--- Begin DATA TO PROCESS ---

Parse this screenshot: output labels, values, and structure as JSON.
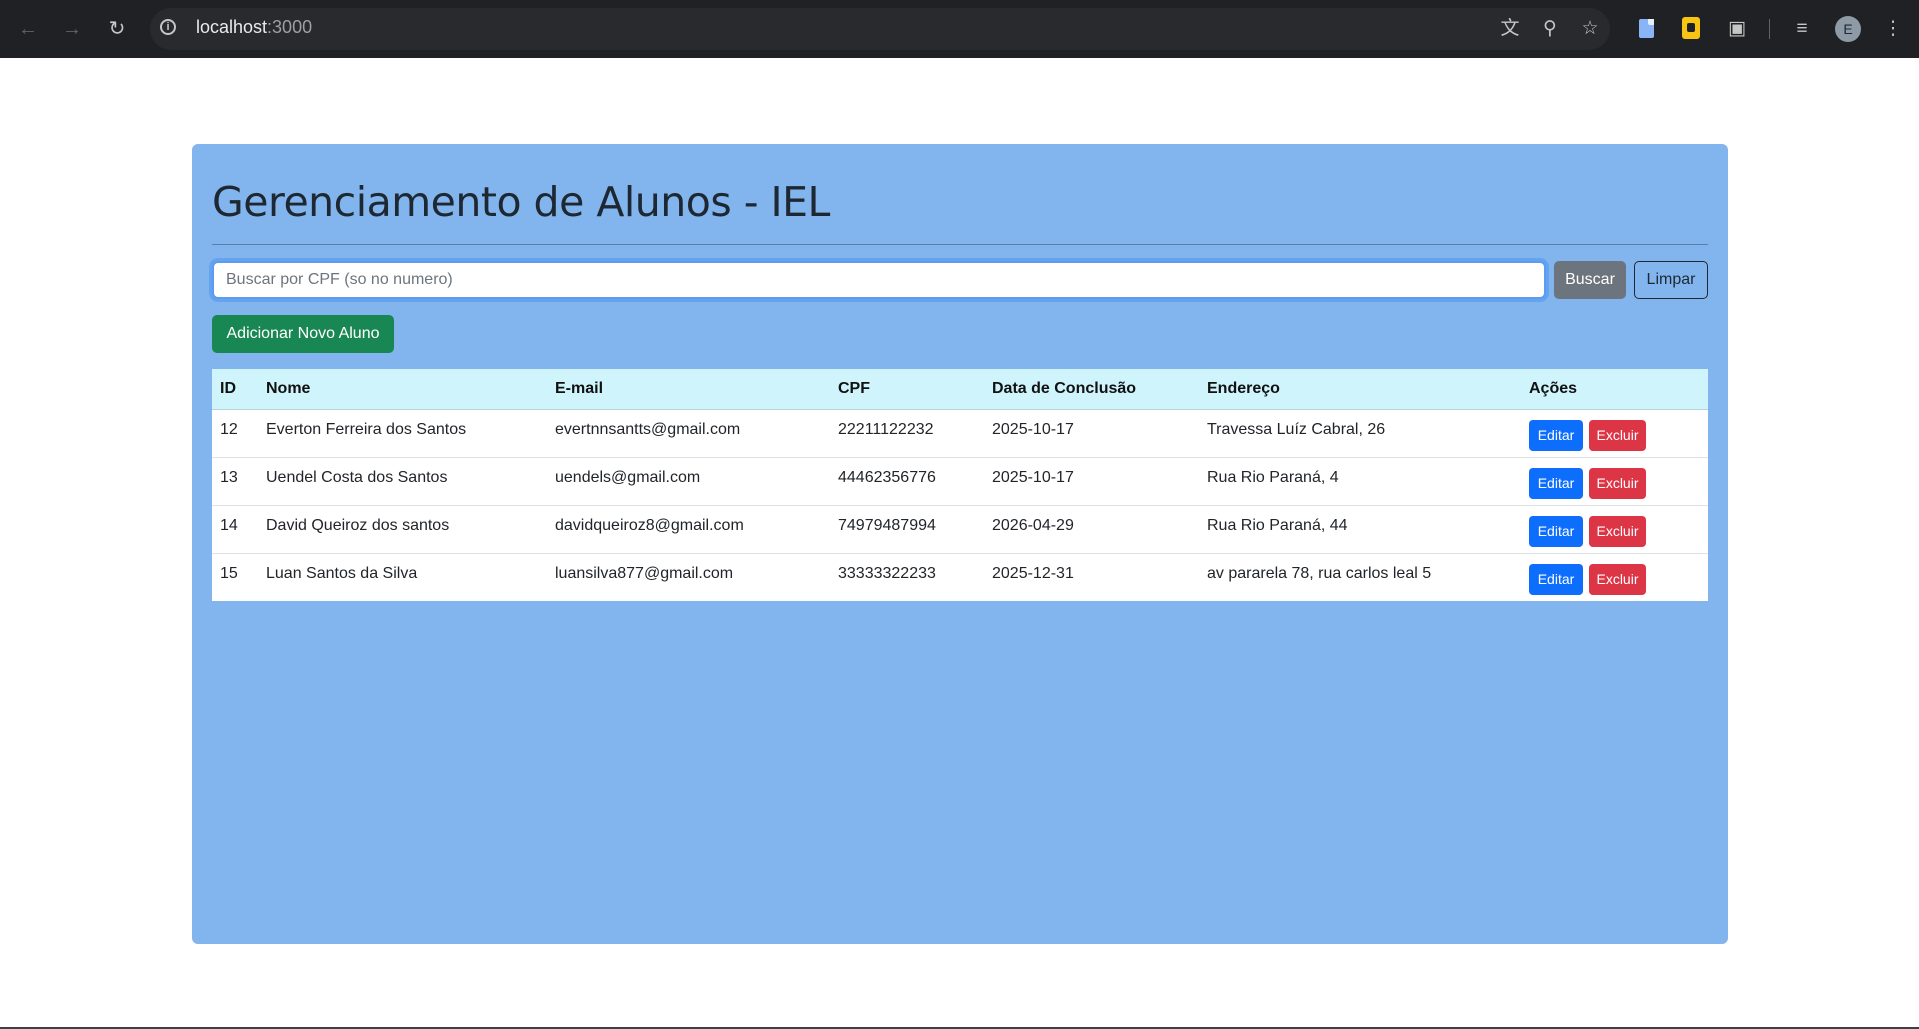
{
  "browser": {
    "url_host": "localhost",
    "url_port": ":3000",
    "avatar_letter": "E"
  },
  "page": {
    "title": "Gerenciamento de Alunos - IEL",
    "search": {
      "placeholder": "Buscar por CPF (so no numero)",
      "value": ""
    },
    "buscar_label": "Buscar",
    "limpar_label": "Limpar",
    "add_label": "Adicionar Novo Aluno"
  },
  "table": {
    "headers": [
      "ID",
      "Nome",
      "E-mail",
      "CPF",
      "Data de Conclusão",
      "Endereço",
      "Ações"
    ],
    "rows": [
      {
        "id": "12",
        "nome": "Everton Ferreira dos Santos",
        "email": "evertnnsantts@gmail.com",
        "cpf": "22211122232",
        "data": "2025-10-17",
        "endereco": "Travessa Luíz Cabral, 26"
      },
      {
        "id": "13",
        "nome": "Uendel Costa dos Santos",
        "email": "uendels@gmail.com",
        "cpf": "44462356776",
        "data": "2025-10-17",
        "endereco": "Rua Rio Paraná, 4"
      },
      {
        "id": "14",
        "nome": "David Queiroz dos santos",
        "email": "davidqueiroz8@gmail.com",
        "cpf": "74979487994",
        "data": "2026-04-29",
        "endereco": "Rua Rio Paraná, 44"
      },
      {
        "id": "15",
        "nome": "Luan Santos da Silva",
        "email": "luansilva877@gmail.com",
        "cpf": "33333322233",
        "data": "2025-12-31",
        "endereco": "av pararela 78, rua carlos leal 5"
      }
    ],
    "edit_label": "Editar",
    "delete_label": "Excluir"
  },
  "colors": {
    "panel": "#82b5ed",
    "header_row": "#cff4fc",
    "primary": "#0d6efd",
    "danger": "#dc3545",
    "success": "#198754",
    "secondary": "#6c757d"
  },
  "icons": [
    "back-arrow-icon",
    "forward-arrow-icon",
    "reload-icon",
    "site-info-icon",
    "translate-icon",
    "zoom-icon",
    "bookmark-star-icon",
    "extensions-icon",
    "media-control-icon",
    "menu-kebab-icon"
  ]
}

--- End DATA TO PROCESS ---

• **SHORT PROBLEM**:
Out of the material above, gather each line where "email" appears.

• **SOLUTION TO THE EXERCISE**:
        "email": "evertnnsantts@gmail.com",
        "email": "uendels@gmail.com",
        "email": "davidqueiroz8@gmail.com",
        "email": "luansilva877@gmail.com",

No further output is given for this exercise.